→ **PROBLEM TO SOLVE**
Check each line for the word "computed" and report how many have it. Give nothing else.

→ **SOURCE DATA**
──────────────────────────────
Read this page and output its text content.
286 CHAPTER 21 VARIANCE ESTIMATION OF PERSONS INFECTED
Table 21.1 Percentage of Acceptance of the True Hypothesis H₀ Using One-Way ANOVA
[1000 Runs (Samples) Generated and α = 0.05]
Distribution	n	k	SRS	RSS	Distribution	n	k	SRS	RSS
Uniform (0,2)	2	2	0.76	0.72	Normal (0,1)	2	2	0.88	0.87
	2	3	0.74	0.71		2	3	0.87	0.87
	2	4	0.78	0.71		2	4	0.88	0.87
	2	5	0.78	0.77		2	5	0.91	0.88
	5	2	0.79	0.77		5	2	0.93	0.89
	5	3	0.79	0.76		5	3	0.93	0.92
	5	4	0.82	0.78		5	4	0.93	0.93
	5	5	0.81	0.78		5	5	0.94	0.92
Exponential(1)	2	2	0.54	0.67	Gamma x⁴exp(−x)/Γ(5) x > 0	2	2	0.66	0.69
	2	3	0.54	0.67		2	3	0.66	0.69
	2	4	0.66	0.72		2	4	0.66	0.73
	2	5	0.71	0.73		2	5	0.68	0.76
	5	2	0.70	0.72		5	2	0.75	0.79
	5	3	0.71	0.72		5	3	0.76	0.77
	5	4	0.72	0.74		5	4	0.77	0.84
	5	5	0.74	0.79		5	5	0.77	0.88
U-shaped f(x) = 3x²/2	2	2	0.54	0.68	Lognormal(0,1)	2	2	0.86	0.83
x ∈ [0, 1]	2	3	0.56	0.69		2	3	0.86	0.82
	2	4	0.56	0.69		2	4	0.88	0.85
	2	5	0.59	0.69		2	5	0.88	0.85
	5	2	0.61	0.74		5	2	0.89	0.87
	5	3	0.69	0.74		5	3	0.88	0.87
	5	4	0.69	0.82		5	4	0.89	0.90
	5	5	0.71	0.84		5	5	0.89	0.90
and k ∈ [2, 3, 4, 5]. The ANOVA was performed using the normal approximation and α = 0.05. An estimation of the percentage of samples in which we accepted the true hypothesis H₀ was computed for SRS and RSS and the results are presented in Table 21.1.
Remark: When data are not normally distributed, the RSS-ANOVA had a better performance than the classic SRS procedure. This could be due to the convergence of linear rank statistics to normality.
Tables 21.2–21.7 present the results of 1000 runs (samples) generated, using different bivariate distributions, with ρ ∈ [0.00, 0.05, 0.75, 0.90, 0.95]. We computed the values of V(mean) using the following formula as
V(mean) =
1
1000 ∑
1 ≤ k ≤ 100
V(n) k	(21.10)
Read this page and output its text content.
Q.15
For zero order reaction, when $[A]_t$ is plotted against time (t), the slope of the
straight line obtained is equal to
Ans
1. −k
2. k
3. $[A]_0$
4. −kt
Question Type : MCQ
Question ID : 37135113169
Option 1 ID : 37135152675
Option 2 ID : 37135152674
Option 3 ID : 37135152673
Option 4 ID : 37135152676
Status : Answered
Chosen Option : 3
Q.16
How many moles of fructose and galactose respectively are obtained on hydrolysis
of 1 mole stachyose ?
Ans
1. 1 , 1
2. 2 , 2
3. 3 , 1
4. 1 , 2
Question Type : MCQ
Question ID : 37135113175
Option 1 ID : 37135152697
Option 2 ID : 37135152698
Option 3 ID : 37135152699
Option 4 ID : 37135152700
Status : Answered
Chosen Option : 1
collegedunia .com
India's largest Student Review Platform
──────────────────────────────
→ **FINISHED EXERCISE**
2